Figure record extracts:
-=-=-

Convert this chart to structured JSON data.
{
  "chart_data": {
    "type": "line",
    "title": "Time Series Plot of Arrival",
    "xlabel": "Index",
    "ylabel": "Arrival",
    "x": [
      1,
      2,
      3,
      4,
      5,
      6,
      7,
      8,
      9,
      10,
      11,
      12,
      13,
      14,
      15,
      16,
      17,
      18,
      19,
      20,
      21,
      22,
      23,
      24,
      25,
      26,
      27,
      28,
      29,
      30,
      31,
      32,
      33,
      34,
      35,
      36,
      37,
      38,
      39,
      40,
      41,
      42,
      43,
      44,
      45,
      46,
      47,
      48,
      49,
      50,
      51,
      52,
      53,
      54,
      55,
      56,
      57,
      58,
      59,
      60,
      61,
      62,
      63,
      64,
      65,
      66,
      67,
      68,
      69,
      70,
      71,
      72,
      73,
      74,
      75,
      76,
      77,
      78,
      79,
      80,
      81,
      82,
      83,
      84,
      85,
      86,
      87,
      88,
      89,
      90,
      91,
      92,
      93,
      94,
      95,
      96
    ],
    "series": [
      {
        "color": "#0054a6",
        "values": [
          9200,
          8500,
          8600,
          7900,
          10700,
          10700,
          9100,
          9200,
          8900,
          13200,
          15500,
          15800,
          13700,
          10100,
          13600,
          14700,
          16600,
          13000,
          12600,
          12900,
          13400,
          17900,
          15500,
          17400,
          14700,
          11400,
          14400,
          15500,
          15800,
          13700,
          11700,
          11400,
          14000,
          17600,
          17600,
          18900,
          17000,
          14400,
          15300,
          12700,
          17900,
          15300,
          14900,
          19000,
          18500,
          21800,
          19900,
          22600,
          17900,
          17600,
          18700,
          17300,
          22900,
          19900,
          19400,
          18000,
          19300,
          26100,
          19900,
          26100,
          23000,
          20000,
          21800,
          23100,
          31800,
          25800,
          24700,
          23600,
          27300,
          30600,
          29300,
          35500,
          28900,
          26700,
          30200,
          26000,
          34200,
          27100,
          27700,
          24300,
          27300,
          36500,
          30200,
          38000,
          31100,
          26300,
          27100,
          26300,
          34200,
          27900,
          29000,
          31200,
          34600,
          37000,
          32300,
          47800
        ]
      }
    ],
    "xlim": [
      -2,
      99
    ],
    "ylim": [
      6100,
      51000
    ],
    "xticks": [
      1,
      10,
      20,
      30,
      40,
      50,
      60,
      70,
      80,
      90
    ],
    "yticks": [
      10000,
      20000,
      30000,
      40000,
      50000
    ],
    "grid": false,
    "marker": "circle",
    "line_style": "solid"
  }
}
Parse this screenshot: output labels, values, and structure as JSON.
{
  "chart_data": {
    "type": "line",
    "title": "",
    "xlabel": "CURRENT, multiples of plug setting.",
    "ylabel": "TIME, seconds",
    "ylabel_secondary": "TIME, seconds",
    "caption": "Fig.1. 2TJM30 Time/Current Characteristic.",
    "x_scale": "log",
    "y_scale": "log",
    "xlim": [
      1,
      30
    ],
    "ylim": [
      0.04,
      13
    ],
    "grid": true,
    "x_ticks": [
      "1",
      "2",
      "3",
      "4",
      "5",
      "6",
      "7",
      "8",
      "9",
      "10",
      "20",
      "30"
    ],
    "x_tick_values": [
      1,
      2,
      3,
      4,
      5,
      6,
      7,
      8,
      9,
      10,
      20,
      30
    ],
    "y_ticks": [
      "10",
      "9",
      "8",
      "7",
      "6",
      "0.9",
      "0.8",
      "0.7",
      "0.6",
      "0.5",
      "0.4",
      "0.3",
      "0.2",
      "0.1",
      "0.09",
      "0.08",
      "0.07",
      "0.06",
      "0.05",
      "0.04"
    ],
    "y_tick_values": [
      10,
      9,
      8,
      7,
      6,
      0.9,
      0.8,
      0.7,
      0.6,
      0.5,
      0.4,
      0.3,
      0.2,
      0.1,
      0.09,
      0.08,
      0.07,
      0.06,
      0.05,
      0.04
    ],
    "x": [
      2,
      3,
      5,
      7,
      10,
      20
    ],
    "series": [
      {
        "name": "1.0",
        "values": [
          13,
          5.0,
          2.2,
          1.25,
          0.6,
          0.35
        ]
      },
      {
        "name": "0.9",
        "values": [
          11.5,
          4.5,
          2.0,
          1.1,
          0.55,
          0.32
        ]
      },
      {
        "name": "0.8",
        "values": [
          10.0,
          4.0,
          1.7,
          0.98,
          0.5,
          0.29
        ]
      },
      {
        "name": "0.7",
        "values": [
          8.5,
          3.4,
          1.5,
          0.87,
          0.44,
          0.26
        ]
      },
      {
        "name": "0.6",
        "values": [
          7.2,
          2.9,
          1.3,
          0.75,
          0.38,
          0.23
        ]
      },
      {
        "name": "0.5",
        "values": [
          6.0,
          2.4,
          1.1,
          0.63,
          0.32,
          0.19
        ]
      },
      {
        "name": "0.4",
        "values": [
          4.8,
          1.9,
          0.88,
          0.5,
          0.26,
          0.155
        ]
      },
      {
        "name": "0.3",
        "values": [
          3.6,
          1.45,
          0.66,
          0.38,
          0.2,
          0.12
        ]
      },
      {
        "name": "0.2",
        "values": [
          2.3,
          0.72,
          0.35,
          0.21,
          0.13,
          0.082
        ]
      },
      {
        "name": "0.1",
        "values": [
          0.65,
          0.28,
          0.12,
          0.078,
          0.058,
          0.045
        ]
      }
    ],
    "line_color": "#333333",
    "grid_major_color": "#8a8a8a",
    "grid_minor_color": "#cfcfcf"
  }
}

-=-=-

Written instruction:
Of the lines in the material above, state how many contain the string "JSON"; give no other text.

Solution for this task:
2